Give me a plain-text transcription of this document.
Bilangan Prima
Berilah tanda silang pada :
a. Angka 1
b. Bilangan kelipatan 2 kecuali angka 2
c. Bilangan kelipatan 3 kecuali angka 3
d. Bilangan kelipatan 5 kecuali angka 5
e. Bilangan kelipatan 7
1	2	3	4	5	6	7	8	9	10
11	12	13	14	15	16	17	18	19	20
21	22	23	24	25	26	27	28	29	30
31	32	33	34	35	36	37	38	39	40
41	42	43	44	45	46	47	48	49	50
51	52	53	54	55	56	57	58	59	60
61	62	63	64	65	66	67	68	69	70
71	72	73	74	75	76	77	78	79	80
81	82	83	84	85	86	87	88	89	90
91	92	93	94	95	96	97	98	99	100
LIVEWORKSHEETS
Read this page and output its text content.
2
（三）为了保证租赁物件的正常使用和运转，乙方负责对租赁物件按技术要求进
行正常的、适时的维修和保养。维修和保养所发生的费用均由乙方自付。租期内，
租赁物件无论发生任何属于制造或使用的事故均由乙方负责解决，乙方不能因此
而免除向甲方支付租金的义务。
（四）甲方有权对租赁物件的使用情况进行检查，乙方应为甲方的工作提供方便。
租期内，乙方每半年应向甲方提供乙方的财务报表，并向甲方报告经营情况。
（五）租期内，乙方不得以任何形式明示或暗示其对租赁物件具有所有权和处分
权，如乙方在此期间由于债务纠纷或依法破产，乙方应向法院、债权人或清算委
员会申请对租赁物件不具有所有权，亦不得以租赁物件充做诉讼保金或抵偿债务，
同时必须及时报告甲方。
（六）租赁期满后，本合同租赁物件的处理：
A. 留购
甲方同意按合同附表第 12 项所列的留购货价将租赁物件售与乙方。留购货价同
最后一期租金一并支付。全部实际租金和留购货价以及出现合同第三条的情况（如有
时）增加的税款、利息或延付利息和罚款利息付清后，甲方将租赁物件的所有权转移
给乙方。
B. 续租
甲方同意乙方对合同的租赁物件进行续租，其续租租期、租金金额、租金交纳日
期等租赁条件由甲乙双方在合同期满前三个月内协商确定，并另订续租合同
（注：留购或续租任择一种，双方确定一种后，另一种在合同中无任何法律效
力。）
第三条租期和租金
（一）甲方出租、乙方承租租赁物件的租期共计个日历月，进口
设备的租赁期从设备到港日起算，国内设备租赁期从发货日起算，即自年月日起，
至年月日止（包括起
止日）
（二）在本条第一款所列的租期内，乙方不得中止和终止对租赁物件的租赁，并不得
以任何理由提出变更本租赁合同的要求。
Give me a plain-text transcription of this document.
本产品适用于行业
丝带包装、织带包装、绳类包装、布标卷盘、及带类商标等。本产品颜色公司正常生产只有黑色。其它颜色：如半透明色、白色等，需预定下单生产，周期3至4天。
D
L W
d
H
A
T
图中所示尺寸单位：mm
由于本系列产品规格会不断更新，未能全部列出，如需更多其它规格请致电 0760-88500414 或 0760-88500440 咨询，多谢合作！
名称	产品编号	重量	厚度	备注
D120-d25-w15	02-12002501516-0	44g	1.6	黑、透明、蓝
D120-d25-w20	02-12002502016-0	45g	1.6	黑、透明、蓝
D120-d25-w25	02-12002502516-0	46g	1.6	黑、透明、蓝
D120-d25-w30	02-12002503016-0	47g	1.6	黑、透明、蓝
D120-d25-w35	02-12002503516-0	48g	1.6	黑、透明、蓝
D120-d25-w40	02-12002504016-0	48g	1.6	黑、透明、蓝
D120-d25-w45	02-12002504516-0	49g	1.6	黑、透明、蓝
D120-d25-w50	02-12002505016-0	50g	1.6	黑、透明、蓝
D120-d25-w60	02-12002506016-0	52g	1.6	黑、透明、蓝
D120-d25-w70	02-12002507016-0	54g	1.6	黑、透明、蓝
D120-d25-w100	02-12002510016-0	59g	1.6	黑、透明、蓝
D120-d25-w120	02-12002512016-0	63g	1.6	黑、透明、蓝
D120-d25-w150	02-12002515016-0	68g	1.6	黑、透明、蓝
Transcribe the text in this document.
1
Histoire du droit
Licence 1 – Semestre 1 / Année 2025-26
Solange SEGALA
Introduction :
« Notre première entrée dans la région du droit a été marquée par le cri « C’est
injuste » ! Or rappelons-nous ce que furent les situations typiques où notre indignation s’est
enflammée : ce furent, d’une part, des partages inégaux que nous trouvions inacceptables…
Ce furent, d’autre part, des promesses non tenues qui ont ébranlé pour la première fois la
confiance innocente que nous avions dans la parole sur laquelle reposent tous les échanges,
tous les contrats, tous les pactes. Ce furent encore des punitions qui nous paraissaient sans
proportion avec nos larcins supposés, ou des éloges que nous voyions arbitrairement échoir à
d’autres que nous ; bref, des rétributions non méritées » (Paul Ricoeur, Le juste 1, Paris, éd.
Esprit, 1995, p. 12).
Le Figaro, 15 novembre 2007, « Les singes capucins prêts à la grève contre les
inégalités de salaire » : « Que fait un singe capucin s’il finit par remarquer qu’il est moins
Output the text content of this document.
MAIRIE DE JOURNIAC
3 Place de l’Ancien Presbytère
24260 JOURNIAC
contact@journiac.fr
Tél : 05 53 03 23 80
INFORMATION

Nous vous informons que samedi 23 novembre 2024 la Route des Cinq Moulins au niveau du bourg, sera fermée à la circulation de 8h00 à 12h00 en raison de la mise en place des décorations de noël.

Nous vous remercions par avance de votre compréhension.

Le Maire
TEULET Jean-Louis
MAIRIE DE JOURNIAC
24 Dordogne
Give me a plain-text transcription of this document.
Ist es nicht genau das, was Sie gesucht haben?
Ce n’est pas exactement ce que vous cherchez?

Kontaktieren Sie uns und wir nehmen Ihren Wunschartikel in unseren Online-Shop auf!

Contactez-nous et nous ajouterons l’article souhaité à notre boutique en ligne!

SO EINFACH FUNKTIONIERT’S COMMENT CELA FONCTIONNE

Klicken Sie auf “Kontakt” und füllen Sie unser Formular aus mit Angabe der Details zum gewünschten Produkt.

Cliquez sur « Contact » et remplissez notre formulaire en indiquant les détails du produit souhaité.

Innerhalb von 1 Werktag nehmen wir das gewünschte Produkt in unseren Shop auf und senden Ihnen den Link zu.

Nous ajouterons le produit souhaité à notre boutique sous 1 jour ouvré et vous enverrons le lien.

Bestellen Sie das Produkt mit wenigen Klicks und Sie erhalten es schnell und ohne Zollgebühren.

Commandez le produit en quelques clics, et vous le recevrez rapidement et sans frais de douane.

• • •

### WHAT YOU NEED TO DO
Repeat exactly, and only, the lines from the line with "Output the text content of this document." through the end of the listing above, both ends included.

### RESULT OF THIS EXERCISE
Output the text content of this document.
MAIRIE DE JOURNIAC
3 Place de l’Ancien Presbytère
24260 JOURNIAC
contact@journiac.fr
Tél : 05 53 03 23 80
INFORMATION

Nous vous informons que samedi 23 novembre 2024 la Route des Cinq Moulins au niveau du bourg, sera fermée à la circulation de 8h00 à 12h00 en raison de la mise en place des décorations de noël.

Nous vous remercions par avance de votre compréhension.

Le Maire
TEULET Jean-Louis
MAIRIE DE JOURNIAC
24 Dordogne
Give me a plain-text transcription of this document.
Ist es nicht genau das, was Sie gesucht haben?
Ce n’est pas exactement ce que vous cherchez?

Kontaktieren Sie uns und wir nehmen Ihren Wunschartikel in unseren Online-Shop auf!

Contactez-nous et nous ajouterons l’article souhaité à notre boutique en ligne!

SO EINFACH FUNKTIONIERT’S COMMENT CELA FONCTIONNE

Klicken Sie auf “Kontakt” und füllen Sie unser Formular aus mit Angabe der Details zum gewünschten Produkt.

Cliquez sur « Contact » et remplissez notre formulaire en indiquant les détails du produit souhaité.

Innerhalb von 1 Werktag nehmen wir das gewünschte Produkt in unseren Shop auf und senden Ihnen den Link zu.

Nous ajouterons le produit souhaité à notre boutique sous 1 jour ouvré et vous enverrons le lien.

Bestellen Sie das Produkt mit wenigen Klicks und Sie erhalten es schnell und ohne Zollgebühren.

Commandez le produit en quelques clics, et vous le recevrez rapidement et sans frais de douane.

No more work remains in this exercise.